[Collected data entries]
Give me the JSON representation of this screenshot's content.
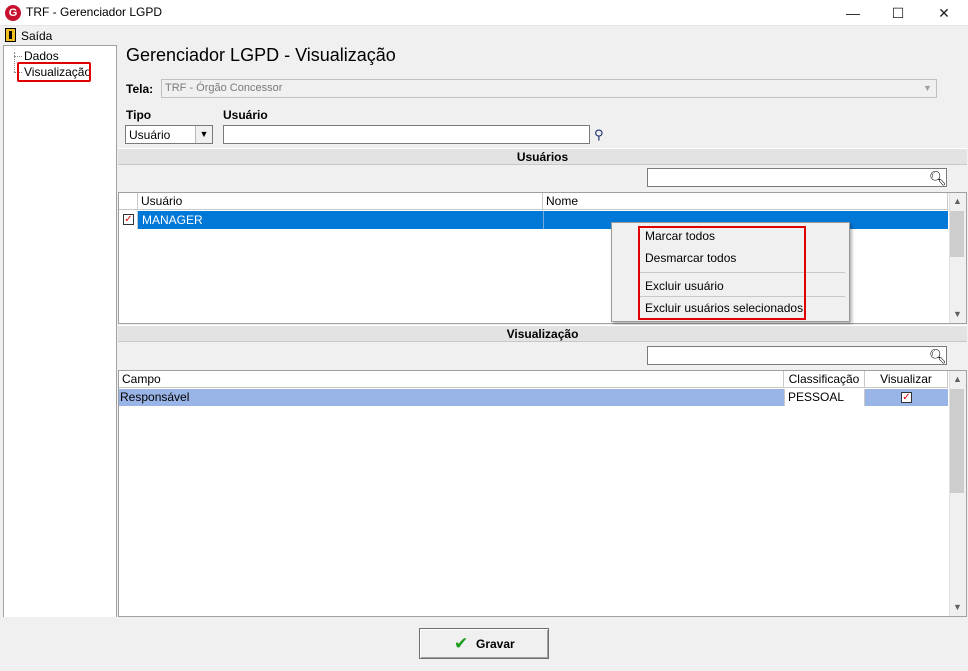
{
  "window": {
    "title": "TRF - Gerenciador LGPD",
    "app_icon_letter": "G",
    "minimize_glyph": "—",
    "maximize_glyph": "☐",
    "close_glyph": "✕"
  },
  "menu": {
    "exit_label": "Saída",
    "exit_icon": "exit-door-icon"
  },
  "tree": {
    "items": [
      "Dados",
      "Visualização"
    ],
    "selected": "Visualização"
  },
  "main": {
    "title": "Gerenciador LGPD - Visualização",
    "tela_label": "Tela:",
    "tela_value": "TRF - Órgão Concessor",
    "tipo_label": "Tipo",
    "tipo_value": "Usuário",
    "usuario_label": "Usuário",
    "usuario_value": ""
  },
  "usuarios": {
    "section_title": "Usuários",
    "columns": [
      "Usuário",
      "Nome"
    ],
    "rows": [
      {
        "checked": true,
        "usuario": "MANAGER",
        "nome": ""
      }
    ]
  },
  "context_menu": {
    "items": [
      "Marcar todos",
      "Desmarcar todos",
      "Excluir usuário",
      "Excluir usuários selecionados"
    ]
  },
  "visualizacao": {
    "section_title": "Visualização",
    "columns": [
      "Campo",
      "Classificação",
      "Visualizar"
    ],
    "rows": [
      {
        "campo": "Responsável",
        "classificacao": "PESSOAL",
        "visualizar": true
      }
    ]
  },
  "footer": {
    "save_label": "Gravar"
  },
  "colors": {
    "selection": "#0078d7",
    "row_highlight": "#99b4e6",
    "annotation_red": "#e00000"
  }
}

Written problem ::
Transcribe the material exactly, keeping every word and none of the pictures.

Final result ::
Give me the JSON representation of this screenshot's content.
{
  "window": {
    "title": "TRF - Gerenciador LGPD",
    "app_icon_letter": "G",
    "minimize_glyph": "—",
    "maximize_glyph": "☐",
    "close_glyph": "✕"
  },
  "menu": {
    "exit_label": "Saída",
    "exit_icon": "exit-door-icon"
  },
  "tree": {
    "items": [
      "Dados",
      "Visualização"
    ],
    "selected": "Visualização"
  },
  "main": {
    "title": "Gerenciador LGPD - Visualização",
    "tela_label": "Tela:",
    "tela_value": "TRF - Órgão Concessor",
    "tipo_label": "Tipo",
    "tipo_value": "Usuário",
    "usuario_label": "Usuário",
    "usuario_value": ""
  },
  "usuarios": {
    "section_title": "Usuários",
    "columns": [
      "Usuário",
      "Nome"
    ],
    "rows": [
      {
        "checked": true,
        "usuario": "MANAGER",
        "nome": ""
      }
    ]
  },
  "context_menu": {
    "items": [
      "Marcar todos",
      "Desmarcar todos",
      "Excluir usuário",
      "Excluir usuários selecionados"
    ]
  },
  "visualizacao": {
    "section_title": "Visualização",
    "columns": [
      "Campo",
      "Classificação",
      "Visualizar"
    ],
    "rows": [
      {
        "campo": "Responsável",
        "classificacao": "PESSOAL",
        "visualizar": true
      }
    ]
  },
  "footer": {
    "save_label": "Gravar"
  },
  "colors": {
    "selection": "#0078d7",
    "row_highlight": "#99b4e6",
    "annotation_red": "#e00000"
  }
}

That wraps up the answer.